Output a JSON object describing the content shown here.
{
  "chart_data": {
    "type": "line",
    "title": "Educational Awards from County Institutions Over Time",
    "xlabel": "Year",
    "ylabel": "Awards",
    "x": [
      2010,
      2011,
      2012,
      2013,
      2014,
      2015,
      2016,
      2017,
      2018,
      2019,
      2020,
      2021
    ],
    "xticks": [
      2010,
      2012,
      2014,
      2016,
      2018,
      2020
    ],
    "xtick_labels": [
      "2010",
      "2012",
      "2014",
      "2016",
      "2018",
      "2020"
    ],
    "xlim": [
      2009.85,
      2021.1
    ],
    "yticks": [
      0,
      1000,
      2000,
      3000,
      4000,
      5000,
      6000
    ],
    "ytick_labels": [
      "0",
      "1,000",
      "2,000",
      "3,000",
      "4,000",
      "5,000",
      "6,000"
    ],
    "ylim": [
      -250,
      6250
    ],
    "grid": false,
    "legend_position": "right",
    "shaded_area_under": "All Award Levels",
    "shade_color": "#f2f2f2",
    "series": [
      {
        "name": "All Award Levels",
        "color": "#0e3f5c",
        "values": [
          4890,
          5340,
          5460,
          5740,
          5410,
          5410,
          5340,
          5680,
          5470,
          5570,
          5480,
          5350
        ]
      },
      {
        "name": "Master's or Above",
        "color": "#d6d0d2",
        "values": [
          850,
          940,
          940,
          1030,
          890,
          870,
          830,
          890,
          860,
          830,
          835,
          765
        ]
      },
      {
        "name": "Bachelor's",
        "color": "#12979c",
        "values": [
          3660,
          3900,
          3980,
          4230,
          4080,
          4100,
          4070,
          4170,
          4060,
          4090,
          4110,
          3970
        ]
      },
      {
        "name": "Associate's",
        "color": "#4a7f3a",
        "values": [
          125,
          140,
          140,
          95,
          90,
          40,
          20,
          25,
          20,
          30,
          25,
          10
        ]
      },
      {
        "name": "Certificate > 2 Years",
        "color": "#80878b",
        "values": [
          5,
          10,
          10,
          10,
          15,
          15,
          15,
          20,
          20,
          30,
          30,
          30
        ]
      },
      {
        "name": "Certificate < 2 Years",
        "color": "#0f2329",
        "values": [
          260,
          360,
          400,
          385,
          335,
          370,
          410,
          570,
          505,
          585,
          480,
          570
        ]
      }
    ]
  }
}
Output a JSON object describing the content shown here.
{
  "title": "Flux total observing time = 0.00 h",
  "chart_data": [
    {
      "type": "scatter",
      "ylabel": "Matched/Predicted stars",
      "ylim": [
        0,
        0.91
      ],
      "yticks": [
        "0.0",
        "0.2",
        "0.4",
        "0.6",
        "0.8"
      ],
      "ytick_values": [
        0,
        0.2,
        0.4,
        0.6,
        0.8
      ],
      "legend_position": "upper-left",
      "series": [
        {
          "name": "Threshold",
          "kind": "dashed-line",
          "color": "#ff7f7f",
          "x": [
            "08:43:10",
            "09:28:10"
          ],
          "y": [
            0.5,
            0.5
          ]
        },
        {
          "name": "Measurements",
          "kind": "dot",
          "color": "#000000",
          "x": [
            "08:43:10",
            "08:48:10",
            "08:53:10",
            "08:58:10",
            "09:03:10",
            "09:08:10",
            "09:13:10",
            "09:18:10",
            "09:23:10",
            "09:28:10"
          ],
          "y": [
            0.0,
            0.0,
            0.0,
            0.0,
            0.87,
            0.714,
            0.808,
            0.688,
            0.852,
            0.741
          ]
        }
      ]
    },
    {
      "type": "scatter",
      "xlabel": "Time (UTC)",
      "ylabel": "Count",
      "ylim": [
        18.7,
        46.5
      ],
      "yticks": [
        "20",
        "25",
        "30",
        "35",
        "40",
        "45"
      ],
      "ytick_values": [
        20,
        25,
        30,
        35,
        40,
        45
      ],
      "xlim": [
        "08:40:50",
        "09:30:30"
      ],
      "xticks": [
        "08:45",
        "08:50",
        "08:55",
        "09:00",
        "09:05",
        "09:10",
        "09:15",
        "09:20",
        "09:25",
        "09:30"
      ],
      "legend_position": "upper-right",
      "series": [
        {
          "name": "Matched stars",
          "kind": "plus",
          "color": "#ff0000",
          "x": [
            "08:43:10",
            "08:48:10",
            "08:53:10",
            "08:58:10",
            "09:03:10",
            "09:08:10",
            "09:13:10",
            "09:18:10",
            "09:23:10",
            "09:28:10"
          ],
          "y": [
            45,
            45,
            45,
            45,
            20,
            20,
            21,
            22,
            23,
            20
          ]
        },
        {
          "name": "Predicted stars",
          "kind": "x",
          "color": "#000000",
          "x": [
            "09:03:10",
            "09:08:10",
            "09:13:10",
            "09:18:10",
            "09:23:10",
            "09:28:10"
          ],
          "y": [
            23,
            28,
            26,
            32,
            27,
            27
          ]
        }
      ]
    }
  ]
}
____
■ **Problem requirements**
Identify every line above that includes the word "Predicted", and show those lines.

■ **Reply to the exercise**
      "ylabel": "Matched/Predicted stars",
          "name": "Predicted stars",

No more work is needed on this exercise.